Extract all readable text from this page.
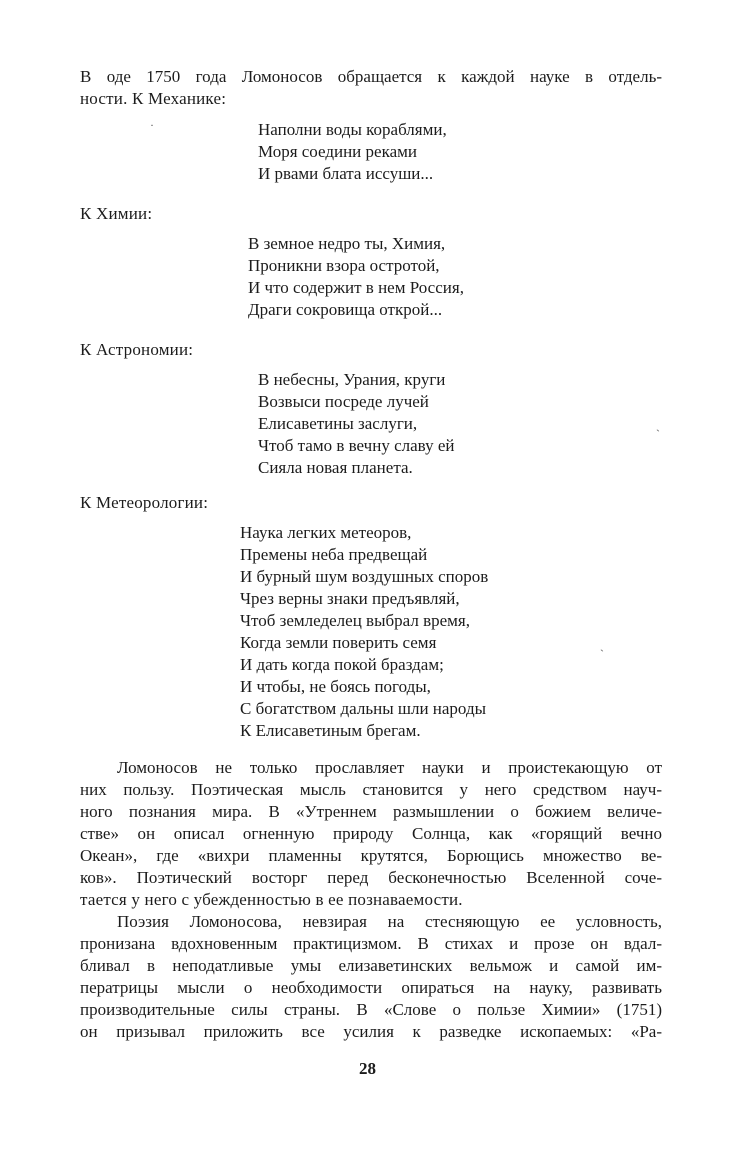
В оде 1750 года Ломоносов обращается к каждой науке в отдель-
ности. К Механике:
Наполни воды кораблями,
Моря соедини реками
И рвами блата иссуши...
К Химии:
В земное недро ты, Химия,
Проникни взора остротой,
И что содержит в нем Россия,
Драги сокровища открой...
К Астрономии:
В небесны, Урания, круги
Возвыси посреде лучей
Елисаветины заслуги,
Чтоб тамо в вечну славу ей
Сияла новая планета.
К Метеорологии:
Наука легких метеоров,
Премены неба предвещай
И бурный шум воздушных споров
Чрез верны знаки предъявляй,
Чтоб земледелец выбрал время,
Когда земли поверить семя
И дать когда покой браздам;
И чтобы, не боясь погоды,
С богатством дальны шли народы
К Елисаветиным брегам.
Ломоносов не только прославляет науки и проистекающую от
них пользу. Поэтическая мысль становится у него средством науч-
ного познания мира. В «Утреннем размышлении о божием величе-
стве» он описал огненную природу Солнца, как «горящий вечно
Океан», где «вихри пламенны крутятся, Борющись множество ве-
ков». Поэтический восторг перед бесконечностью Вселенной соче-
тается у него с убежденностью в ее познаваемости.
Поэзия Ломоносова, невзирая на стесняющую ее условность,
пронизана вдохновенным практицизмом. В стихах и прозе он вдал-
бливал в неподатливые умы елизаветинских вельмож и самой им-
ператрицы мысли о необходимости опираться на науку, развивать
производительные силы страны. В «Слове о пользе Химии» (1751)
он призывал приложить все усилия к разведке ископаемых: «Ра-
28
·
ˏ
ˏ
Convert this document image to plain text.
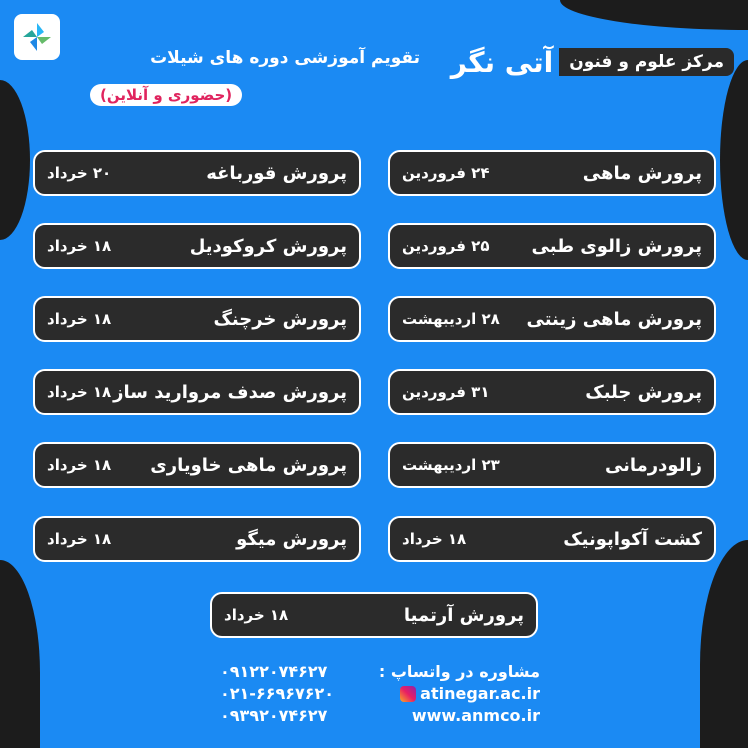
مرکز علوم و فنون
آتی نگر
تقویم آموزشی دوره های شیلات
(حضوری و آنلاین)
پرورش ماهی
۲۴ فروردین
پرورش زالوی طبی
۲۵ فروردین
پرورش ماهی زینتی
۲۸ اردیبهشت
پرورش جلبک
۳۱ فروردین
زالودرمانی
۲۳ اردیبهشت
کشت آکواپونیک
۱۸ خرداد
پرورش قورباغه
۲۰ خرداد
پرورش کروکودیل
۱۸ خرداد
پرورش خرچنگ
۱۸ خرداد
پرورش صدف مروارید ساز
۱۸ خرداد
پرورش ماهی خاویاری
۱۸ خرداد
پرورش میگو
۱۸ خرداد
پرورش آرتمیا
۱۸ خرداد
۰۹۱۲۲۰۷۴۶۲۷	مشاوره در واتساپ :
۰۲۱-۶۶۹۶۷۶۲۰	atinegar.ac.ir
۰۹۳۹۲۰۷۴۶۲۷	www.anmco.ir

============================================================

* JOB *
Exactly those lines that run from the line holding "Convert this document image to plain text." to the end of the listing above, both included, are to be reproduced, with pictures left out.

* TASK OUTPUT *
Convert this document image to plain text.
مرکز علوم و فنون
آتی نگر
تقویم آموزشی دوره های شیلات
(حضوری و آنلاین)
پرورش ماهی
۲۴ فروردین
پرورش زالوی طبی
۲۵ فروردین
پرورش ماهی زینتی
۲۸ اردیبهشت
پرورش جلبک
۳۱ فروردین
زالودرمانی
۲۳ اردیبهشت
کشت آکواپونیک
۱۸ خرداد
پرورش قورباغه
۲۰ خرداد
پرورش کروکودیل
۱۸ خرداد
پرورش خرچنگ
۱۸ خرداد
پرورش صدف مروارید ساز
۱۸ خرداد
پرورش ماهی خاویاری
۱۸ خرداد
پرورش میگو
۱۸ خرداد
پرورش آرتمیا
۱۸ خرداد
۰۹۱۲۲۰۷۴۶۲۷	مشاوره در واتساپ :
۰۲۱-۶۶۹۶۷۶۲۰	atinegar.ac.ir
۰۹۳۹۲۰۷۴۶۲۷	www.anmco.ir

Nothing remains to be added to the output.